• Task to complete: Extend the forum thread on metal guitars with new text that follows directly after its last lines.

• Text segment:
.....

# Let’s See Your Metal Guitars



## Delores Streisand (Nov 4, 2018)

So far this seems like mostly a classic rock crowd. There must be some metal heads here. What are you playing?


----------



## Guest (Nov 6, 2018)

It's been years since I've played metal. 80's.
Arthritis has persuaded me to get more into the blues. lol.

That's me with the V


----------



## Budda (May 29, 2007)

All my guitars are my metal guitars.


----------



## Mooh (Mar 7, 2007)

All my guitars are wood guitars.

Maybe I don't understand the question.


----------



## cheezyridr (Jun 8, 2009)

that's tricky, because when i was a metal player, what was called metal then is not what they call metal now. i don't know if i am indeed still a metal head, or if i'm demoted to hard rock. but either way, when i play megadeth, or judas priest, metallica, skid row, ratt, iron maiden, i still FEEL metal. and i play this:


----------



## 1SweetRide (Oct 25, 2016)

Mooh said:


> All my guitars are wood guitars.
> 
> Maybe I don't understand the question.

.....

• Entries shown:
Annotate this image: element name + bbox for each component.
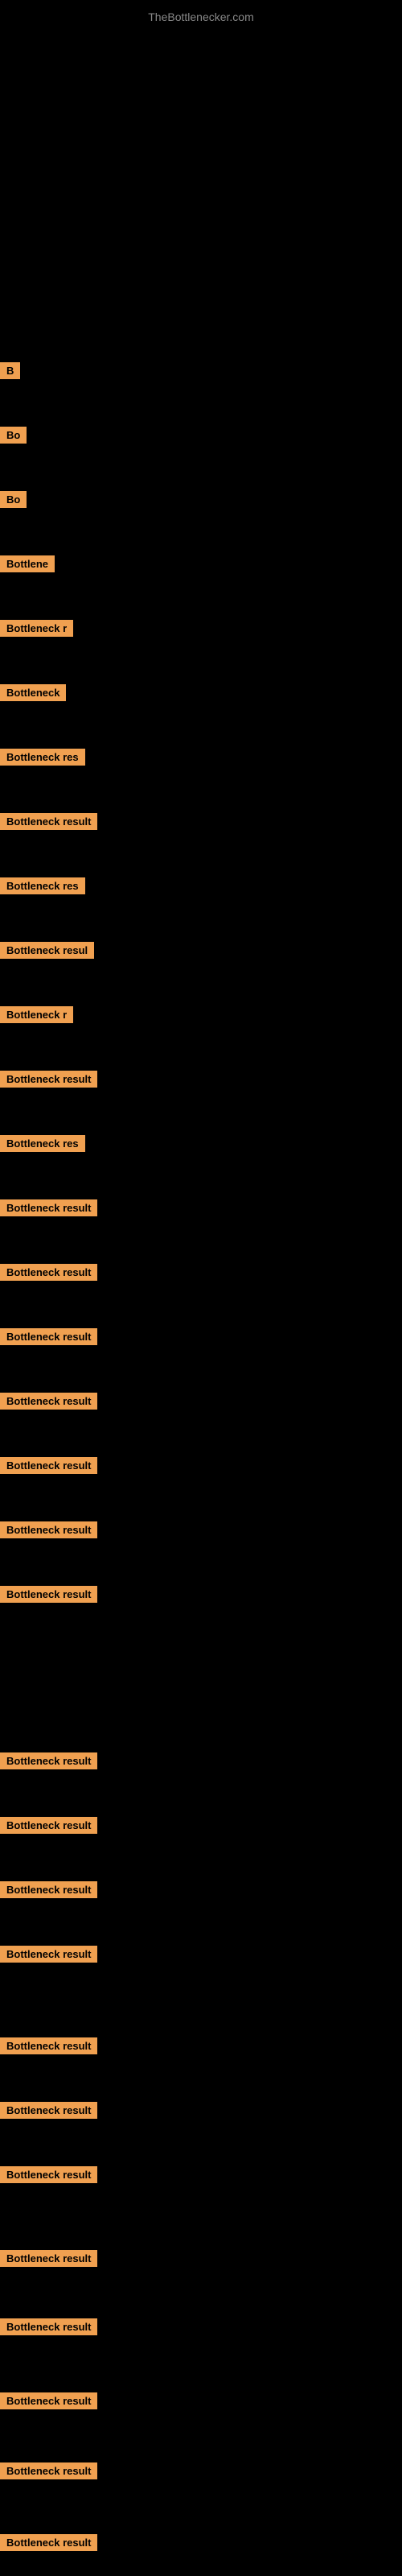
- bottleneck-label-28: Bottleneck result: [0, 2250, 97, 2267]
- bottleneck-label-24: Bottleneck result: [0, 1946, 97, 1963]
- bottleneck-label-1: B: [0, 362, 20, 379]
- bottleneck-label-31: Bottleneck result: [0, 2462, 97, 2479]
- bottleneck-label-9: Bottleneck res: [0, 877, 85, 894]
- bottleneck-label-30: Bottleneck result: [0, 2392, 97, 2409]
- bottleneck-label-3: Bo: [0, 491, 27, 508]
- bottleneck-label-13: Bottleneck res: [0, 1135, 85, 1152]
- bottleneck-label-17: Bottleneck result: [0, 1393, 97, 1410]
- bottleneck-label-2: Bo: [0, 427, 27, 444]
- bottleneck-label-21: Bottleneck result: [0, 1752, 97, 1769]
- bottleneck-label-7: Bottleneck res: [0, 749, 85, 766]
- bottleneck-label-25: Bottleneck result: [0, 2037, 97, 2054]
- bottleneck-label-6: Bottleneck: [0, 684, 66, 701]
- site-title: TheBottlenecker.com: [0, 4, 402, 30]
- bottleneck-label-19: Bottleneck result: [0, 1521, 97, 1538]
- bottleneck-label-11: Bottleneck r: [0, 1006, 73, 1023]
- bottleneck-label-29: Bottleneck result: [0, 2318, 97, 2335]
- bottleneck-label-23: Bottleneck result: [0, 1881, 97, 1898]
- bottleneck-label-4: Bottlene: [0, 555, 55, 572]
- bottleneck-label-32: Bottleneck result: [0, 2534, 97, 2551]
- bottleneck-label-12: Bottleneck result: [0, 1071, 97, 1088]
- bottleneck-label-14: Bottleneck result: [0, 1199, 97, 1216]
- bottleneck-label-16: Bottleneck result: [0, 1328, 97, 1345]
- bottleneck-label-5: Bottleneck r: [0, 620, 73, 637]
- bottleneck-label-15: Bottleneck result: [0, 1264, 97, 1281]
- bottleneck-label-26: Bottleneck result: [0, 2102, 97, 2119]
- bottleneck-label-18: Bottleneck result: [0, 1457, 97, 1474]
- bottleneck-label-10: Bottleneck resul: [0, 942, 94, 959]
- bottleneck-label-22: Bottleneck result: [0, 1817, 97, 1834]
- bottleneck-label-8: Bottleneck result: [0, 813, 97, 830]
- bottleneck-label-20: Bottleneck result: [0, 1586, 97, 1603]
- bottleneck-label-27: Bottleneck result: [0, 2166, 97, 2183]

.....

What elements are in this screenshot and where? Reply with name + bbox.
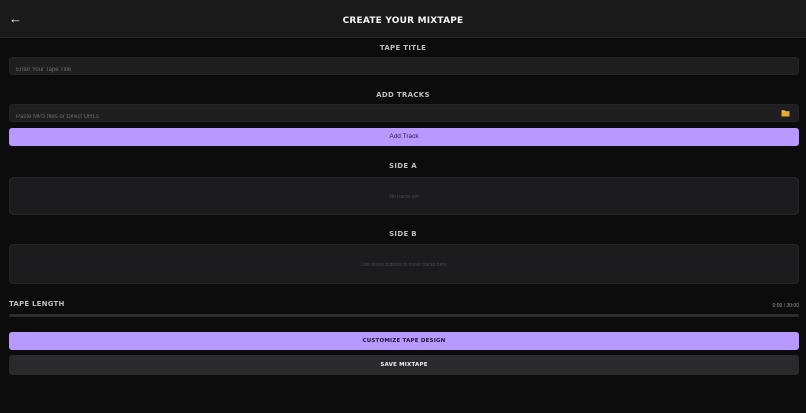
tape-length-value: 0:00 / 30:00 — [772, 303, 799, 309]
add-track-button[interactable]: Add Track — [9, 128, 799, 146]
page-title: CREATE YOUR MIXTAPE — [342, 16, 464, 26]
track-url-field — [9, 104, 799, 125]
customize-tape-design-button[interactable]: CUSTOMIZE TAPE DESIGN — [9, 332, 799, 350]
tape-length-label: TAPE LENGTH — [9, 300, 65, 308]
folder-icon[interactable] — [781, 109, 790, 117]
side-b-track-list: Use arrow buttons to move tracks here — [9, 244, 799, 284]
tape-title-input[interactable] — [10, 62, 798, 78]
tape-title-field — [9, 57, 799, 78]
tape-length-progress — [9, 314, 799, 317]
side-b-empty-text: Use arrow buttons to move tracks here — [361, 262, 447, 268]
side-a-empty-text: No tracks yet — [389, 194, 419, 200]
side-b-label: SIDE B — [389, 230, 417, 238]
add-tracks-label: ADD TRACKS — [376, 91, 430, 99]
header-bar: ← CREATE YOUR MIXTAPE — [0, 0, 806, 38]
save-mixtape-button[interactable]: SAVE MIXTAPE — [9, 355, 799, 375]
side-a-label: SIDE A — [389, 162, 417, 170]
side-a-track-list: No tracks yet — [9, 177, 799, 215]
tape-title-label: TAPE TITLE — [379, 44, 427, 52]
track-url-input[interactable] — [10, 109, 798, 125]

.....

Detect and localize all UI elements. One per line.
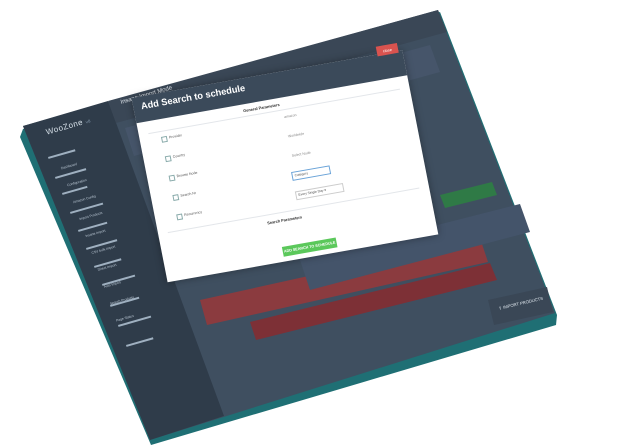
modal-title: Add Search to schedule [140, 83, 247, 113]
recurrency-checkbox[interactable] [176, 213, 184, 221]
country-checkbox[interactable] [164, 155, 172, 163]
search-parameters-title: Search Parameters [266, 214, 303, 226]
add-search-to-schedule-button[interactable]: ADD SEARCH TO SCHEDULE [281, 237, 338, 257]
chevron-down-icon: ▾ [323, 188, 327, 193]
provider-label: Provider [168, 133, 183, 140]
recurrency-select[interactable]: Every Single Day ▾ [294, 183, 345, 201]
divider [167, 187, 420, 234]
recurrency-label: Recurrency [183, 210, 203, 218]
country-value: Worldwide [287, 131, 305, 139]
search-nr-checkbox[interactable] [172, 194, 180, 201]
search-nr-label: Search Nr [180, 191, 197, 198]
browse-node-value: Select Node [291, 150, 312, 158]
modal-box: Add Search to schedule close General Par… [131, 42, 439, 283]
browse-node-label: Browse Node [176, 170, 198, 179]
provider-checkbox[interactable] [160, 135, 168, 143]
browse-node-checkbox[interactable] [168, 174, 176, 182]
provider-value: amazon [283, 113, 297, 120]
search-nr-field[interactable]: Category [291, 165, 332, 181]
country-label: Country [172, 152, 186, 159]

.....

• Output for this task:
I came in to say exactly this. Leaving disappointed that I wasn't first.


----------



## Budda (May 29, 2007)

If anyone's looking, I have a friend who builds aluminum necks in NH.


----------



## Delores Streisand (Nov 4, 2018)

Budda said:


> All my guitars are my metal guitars.


If there was a way to “love” a post, this would get that.


----------



## Dorian2 (Jun 9, 2015)

Guess it depends on the genre of Metal you're talking. I can play anything from Maiden to Opeth on everything here.


----------



## Budda (May 29, 2007)

@Dorian2 not true, everyone knows you cant play opeth unless its on a martin or a prs .


----------



## gtrguy (Jul 6, 2006)

Budda said:


> If anyone's looking, I have a friend who builds aluminum necks in NH.


Travis Bean/Kramer style? Or more updated designs?


----------



## Budda (May 29, 2007)

gtrguy said:


> Travis Bean/Kramer style? Or more updated designs?


I dont know that you can effectively craft an aluminum neck without using that style haha. Either way yes, that's how they look.


----------



## cheezyridr (Jun 8, 2009)

does anyone remember the thread "can you play metal on a strat?". it had a zillion pages, and at times was very entertaining. this thread reminded me of that one.


----------



## Frenchy99 (Oct 15, 2016)

I still have some… HNG^%$


Screaming for Vengeance Baby !!!


----------



## Guest (Nov 6, 2018)

cheezyridr said:


> "can you play metal on a strat?"


----------



## Business (Jul 30, 2013)




----------



## butterknucket (Feb 5, 2006)

Can you play metal on a Strat?


----------



## vadsy (Dec 2, 2010)

butterknucket said:


> Can you play metal on a Strat?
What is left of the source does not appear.